# Aim
Extract the listing below in full, unchanged.

# Entries supplied

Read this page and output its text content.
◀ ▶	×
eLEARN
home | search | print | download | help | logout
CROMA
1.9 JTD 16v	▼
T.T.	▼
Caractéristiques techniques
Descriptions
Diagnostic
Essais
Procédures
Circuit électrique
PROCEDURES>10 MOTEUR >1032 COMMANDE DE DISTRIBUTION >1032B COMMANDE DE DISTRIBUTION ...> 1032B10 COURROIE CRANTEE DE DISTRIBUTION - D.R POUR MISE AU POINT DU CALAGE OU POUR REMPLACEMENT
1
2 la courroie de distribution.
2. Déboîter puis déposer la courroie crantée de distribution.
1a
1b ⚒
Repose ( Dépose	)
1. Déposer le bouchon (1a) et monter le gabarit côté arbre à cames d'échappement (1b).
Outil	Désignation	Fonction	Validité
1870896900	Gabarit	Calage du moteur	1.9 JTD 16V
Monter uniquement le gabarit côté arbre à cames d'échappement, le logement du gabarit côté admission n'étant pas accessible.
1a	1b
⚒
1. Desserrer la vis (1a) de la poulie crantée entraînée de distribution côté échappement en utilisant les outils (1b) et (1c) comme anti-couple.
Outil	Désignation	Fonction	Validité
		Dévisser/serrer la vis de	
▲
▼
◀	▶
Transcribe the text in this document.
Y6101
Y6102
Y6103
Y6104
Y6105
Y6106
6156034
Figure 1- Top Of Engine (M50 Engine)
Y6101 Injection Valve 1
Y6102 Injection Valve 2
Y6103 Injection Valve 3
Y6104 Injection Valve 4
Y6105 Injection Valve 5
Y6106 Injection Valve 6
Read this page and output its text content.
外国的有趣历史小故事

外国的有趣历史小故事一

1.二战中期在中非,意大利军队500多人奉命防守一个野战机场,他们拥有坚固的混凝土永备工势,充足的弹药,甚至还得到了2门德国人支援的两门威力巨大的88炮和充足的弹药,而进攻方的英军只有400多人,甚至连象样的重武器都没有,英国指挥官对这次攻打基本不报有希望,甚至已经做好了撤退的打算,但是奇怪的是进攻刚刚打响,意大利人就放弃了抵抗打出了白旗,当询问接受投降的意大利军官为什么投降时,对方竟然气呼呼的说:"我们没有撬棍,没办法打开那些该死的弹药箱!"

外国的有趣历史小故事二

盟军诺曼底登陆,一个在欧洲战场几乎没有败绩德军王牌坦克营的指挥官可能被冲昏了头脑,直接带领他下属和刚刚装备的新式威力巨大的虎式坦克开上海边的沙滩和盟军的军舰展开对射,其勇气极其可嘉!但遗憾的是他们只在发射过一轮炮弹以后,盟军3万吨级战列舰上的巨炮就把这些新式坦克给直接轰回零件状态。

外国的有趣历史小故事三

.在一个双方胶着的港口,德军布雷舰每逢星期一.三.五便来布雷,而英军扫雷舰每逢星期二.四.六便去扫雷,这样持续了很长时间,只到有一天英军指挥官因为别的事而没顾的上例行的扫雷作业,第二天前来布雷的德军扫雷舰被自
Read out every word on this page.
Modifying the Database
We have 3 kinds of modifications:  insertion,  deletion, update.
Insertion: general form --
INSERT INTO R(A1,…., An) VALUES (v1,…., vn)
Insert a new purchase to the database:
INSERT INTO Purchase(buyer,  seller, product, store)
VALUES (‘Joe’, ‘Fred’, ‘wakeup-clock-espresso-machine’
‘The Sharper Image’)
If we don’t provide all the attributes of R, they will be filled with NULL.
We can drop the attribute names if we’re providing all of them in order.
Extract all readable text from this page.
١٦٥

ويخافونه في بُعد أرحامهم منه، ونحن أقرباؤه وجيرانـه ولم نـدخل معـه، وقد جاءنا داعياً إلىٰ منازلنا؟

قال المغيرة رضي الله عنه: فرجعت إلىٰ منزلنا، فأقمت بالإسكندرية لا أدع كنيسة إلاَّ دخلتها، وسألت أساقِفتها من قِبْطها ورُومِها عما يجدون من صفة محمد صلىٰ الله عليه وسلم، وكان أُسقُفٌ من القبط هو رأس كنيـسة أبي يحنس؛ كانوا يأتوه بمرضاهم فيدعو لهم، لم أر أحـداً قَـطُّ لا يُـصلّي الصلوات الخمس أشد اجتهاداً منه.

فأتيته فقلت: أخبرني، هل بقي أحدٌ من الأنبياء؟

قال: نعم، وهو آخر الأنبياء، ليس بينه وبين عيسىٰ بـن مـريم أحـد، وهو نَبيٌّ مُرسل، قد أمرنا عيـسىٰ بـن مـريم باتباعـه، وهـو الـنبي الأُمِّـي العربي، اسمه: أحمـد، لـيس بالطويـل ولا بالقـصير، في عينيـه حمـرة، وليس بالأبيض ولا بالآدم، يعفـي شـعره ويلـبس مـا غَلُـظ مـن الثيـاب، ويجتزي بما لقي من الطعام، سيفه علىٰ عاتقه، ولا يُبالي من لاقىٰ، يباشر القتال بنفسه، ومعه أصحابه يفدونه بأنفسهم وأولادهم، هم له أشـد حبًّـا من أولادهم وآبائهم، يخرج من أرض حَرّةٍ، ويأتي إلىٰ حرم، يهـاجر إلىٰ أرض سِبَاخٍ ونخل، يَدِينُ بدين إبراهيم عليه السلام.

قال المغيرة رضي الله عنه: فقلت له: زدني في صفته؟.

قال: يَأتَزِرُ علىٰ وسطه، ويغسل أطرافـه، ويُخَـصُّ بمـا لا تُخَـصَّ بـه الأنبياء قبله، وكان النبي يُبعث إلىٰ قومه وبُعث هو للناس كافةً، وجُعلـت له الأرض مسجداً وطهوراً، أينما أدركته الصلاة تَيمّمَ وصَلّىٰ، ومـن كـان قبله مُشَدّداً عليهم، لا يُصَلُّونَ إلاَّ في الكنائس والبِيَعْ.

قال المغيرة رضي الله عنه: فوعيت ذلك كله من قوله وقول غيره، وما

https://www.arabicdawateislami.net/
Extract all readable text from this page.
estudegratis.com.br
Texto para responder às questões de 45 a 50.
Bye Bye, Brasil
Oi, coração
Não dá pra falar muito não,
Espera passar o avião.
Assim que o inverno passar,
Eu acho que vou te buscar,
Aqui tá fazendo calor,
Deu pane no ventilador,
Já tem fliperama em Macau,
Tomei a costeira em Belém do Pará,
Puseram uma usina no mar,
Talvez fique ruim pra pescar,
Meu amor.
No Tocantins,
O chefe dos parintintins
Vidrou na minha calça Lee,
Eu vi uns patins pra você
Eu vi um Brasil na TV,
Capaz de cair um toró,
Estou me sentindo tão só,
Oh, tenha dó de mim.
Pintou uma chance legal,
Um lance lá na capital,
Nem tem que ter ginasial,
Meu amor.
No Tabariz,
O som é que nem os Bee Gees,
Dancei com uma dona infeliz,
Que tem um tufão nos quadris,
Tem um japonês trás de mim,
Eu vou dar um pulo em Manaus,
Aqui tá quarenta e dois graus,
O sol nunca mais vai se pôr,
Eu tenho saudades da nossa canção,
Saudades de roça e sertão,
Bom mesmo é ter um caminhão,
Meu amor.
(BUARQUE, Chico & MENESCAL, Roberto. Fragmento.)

# Written reply
Read this page and output its text content.
◀ ▶	×
eLEARN
home | search | print | download | help | logout
CROMA
1.9 JTD 16v	▼
T.T.	▼
Caractéristiques techniques
Descriptions
Diagnostic
Essais
Procédures
Circuit électrique
PROCEDURES>10 MOTEUR >1032 COMMANDE DE DISTRIBUTION >1032B COMMANDE DE DISTRIBUTION ...> 1032B10 COURROIE CRANTEE DE DISTRIBUTION - D.R POUR MISE AU POINT DU CALAGE OU POUR REMPLACEMENT
1
2 la courroie de distribution.
2. Déboîter puis déposer la courroie crantée de distribution.
1a
1b ⚒
Repose ( Dépose	)
1. Déposer le bouchon (1a) et monter le gabarit côté arbre à cames d'échappement (1b).
Outil	Désignation	Fonction	Validité
1870896900	Gabarit	Calage du moteur	1.9 JTD 16V
Monter uniquement le gabarit côté arbre à cames d'échappement, le logement du gabarit côté admission n'étant pas accessible.
1a	1b
⚒
1. Desserrer la vis (1a) de la poulie crantée entraînée de distribution côté échappement en utilisant les outils (1b) et (1c) comme anti-couple.
Outil	Désignation	Fonction	Validité
		Dévisser/serrer la vis de	
▲
▼
◀	▶
Transcribe the text in this document.
Y6101
Y6102
Y6103
Y6104
Y6105
Y6106
6156034
Figure 1- Top Of Engine (M50 Engine)
Y6101 Injection Valve 1
Y6102 Injection Valve 2
Y6103 Injection Valve 3
Y6104 Injection Valve 4
Y6105 Injection Valve 5
Y6106 Injection Valve 6
Read this page and output its text content.
外国的有趣历史小故事

外国的有趣历史小故事一

1.二战中期在中非,意大利军队500多人奉命防守一个野战机场,他们拥有坚固的混凝土永备工势,充足的弹药,甚至还得到了2门德国人支援的两门威力巨大的88炮和充足的弹药,而进攻方的英军只有400多人,甚至连象样的重武器都没有,英国指挥官对这次攻打基本不报有希望,甚至已经做好了撤退的打算,但是奇怪的是进攻刚刚打响,意大利人就放弃了抵抗打出了白旗,当询问接受投降的意大利军官为什么投降时,对方竟然气呼呼的说:"我们没有撬棍,没办法打开那些该死的弹药箱!"

外国的有趣历史小故事二

盟军诺曼底登陆,一个在欧洲战场几乎没有败绩德军王牌坦克营的指挥官可能被冲昏了头脑,直接带领他下属和刚刚装备的新式威力巨大的虎式坦克开上海边的沙滩和盟军的军舰展开对射,其勇气极其可嘉!但遗憾的是他们只在发射过一轮炮弹以后,盟军3万吨级战列舰上的巨炮就把这些新式坦克给直接轰回零件状态。

外国的有趣历史小故事三

.在一个双方胶着的港口,德军布雷舰每逢星期一.三.五便来布雷,而英军扫雷舰每逢星期二.四.六便去扫雷,这样持续了很长时间,只到有一天英军指挥官因为别的事而没顾的上例行的扫雷作业,第二天前来布雷的德军扫雷舰被自
Read out every word on this page.
Modifying the Database
We have 3 kinds of modifications:  insertion,  deletion, update.
Insertion: general form --
INSERT INTO R(A1,…., An) VALUES (v1,…., vn)
Insert a new purchase to the database:
INSERT INTO Purchase(buyer,  seller, product, store)
VALUES (‘Joe’, ‘Fred’, ‘wakeup-clock-espresso-machine’
‘The Sharper Image’)
If we don’t provide all the attributes of R, they will be filled with NULL.
We can drop the attribute names if we’re providing all of them in order.
Extract all readable text from this page.
١٦٥

ويخافونه في بُعد أرحامهم منه، ونحن أقرباؤه وجيرانـه ولم نـدخل معـه، وقد جاءنا داعياً إلىٰ منازلنا؟

قال المغيرة رضي الله عنه: فرجعت إلىٰ منزلنا، فأقمت بالإسكندرية لا أدع كنيسة إلاَّ دخلتها، وسألت أساقِفتها من قِبْطها ورُومِها عما يجدون من صفة محمد صلىٰ الله عليه وسلم، وكان أُسقُفٌ من القبط هو رأس كنيـسة أبي يحنس؛ كانوا يأتوه بمرضاهم فيدعو لهم، لم أر أحـداً قَـطُّ لا يُـصلّي الصلوات الخمس أشد اجتهاداً منه.

فأتيته فقلت: أخبرني، هل بقي أحدٌ من الأنبياء؟

قال: نعم، وهو آخر الأنبياء، ليس بينه وبين عيسىٰ بـن مـريم أحـد، وهو نَبيٌّ مُرسل، قد أمرنا عيـسىٰ بـن مـريم باتباعـه، وهـو الـنبي الأُمِّـي العربي، اسمه: أحمـد، لـيس بالطويـل ولا بالقـصير، في عينيـه حمـرة، وليس بالأبيض ولا بالآدم، يعفـي شـعره ويلـبس مـا غَلُـظ مـن الثيـاب، ويجتزي بما لقي من الطعام، سيفه علىٰ عاتقه، ولا يُبالي من لاقىٰ، يباشر القتال بنفسه، ومعه أصحابه يفدونه بأنفسهم وأولادهم، هم له أشـد حبًّـا من أولادهم وآبائهم، يخرج من أرض حَرّةٍ، ويأتي إلىٰ حرم، يهـاجر إلىٰ أرض سِبَاخٍ ونخل، يَدِينُ بدين إبراهيم عليه السلام.

قال المغيرة رضي الله عنه: فقلت له: زدني في صفته؟.

قال: يَأتَزِرُ علىٰ وسطه، ويغسل أطرافـه، ويُخَـصُّ بمـا لا تُخَـصَّ بـه الأنبياء قبله، وكان النبي يُبعث إلىٰ قومه وبُعث هو للناس كافةً، وجُعلـت له الأرض مسجداً وطهوراً، أينما أدركته الصلاة تَيمّمَ وصَلّىٰ، ومـن كـان قبله مُشَدّداً عليهم، لا يُصَلُّونَ إلاَّ في الكنائس والبِيَعْ.

قال المغيرة رضي الله عنه: فوعيت ذلك كله من قوله وقول غيره، وما

https://www.arabicdawateislami.net/
Extract all readable text from this page.
estudegratis.com.br
Texto para responder às questões de 45 a 50.
Bye Bye, Brasil
Oi, coração
Não dá pra falar muito não,
Espera passar o avião.
Assim que o inverno passar,
Eu acho que vou te buscar,
Aqui tá fazendo calor,
Deu pane no ventilador,
Já tem fliperama em Macau,
Tomei a costeira em Belém do Pará,
Puseram uma usina no mar,
Talvez fique ruim pra pescar,
Meu amor.
No Tocantins,
O chefe dos parintintins
Vidrou na minha calça Lee,
Eu vi uns patins pra você
Eu vi um Brasil na TV,
Capaz de cair um toró,
Estou me sentindo tão só,
Oh, tenha dó de mim.
Pintou uma chance legal,
Um lance lá na capital,
Nem tem que ter ginasial,
Meu amor.
No Tabariz,
O som é que nem os Bee Gees,
Dancei com uma dona infeliz,
Que tem um tufão nos quadris,
Tem um japonês trás de mim,
Eu vou dar um pulo em Manaus,
Aqui tá quarenta e dois graus,
O sol nunca mais vai se pôr,
Eu tenho saudades da nossa canção,
Saudades de roça e sertão,
Bom mesmo é ter um caminhão,
Meu amor.
(BUARQUE, Chico & MENESCAL, Roberto. Fragmento.)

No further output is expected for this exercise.